## [Data shown]
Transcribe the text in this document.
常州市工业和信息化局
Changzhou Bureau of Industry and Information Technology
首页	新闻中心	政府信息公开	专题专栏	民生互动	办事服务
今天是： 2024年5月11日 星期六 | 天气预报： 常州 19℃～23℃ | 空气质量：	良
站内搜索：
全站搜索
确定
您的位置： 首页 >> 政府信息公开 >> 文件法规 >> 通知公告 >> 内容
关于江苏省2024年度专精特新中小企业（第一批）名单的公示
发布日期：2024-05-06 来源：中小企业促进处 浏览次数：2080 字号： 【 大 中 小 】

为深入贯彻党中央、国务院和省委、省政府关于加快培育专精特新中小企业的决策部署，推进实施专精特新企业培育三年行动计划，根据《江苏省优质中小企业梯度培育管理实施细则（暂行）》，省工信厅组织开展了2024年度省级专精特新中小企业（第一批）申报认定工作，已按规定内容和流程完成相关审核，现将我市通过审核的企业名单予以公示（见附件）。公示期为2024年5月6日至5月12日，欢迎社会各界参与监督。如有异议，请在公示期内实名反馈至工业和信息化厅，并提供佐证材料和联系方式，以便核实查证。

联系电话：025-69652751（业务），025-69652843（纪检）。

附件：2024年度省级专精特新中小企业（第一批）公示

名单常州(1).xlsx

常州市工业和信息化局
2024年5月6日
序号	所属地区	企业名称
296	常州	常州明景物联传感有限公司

## [Objective]
Quote all the records. Keep every word exact.

## [Written solution]
Transcribe the text in this document.
常州市工业和信息化局
Changzhou Bureau of Industry and Information Technology
首页	新闻中心	政府信息公开	专题专栏	民生互动	办事服务
今天是： 2024年5月11日 星期六 | 天气预报： 常州 19℃～23℃ | 空气质量：	良
站内搜索：
全站搜索
确定
您的位置： 首页 >> 政府信息公开 >> 文件法规 >> 通知公告 >> 内容
关于江苏省2024年度专精特新中小企业（第一批）名单的公示
发布日期：2024-05-06 来源：中小企业促进处 浏览次数：2080 字号： 【 大 中 小 】

为深入贯彻党中央、国务院和省委、省政府关于加快培育专精特新中小企业的决策部署，推进实施专精特新企业培育三年行动计划，根据《江苏省优质中小企业梯度培育管理实施细则（暂行）》，省工信厅组织开展了2024年度省级专精特新中小企业（第一批）申报认定工作，已按规定内容和流程完成相关审核，现将我市通过审核的企业名单予以公示（见附件）。公示期为2024年5月6日至5月12日，欢迎社会各界参与监督。如有异议，请在公示期内实名反馈至工业和信息化厅，并提供佐证材料和联系方式，以便核实查证。

联系电话：025-69652751（业务），025-69652843（纪检）。

附件：2024年度省级专精特新中小企业（第一批）公示

名单常州(1).xlsx

常州市工业和信息化局
2024年5月6日
序号	所属地区	企业名称
296	常州	常州明景物联传感有限公司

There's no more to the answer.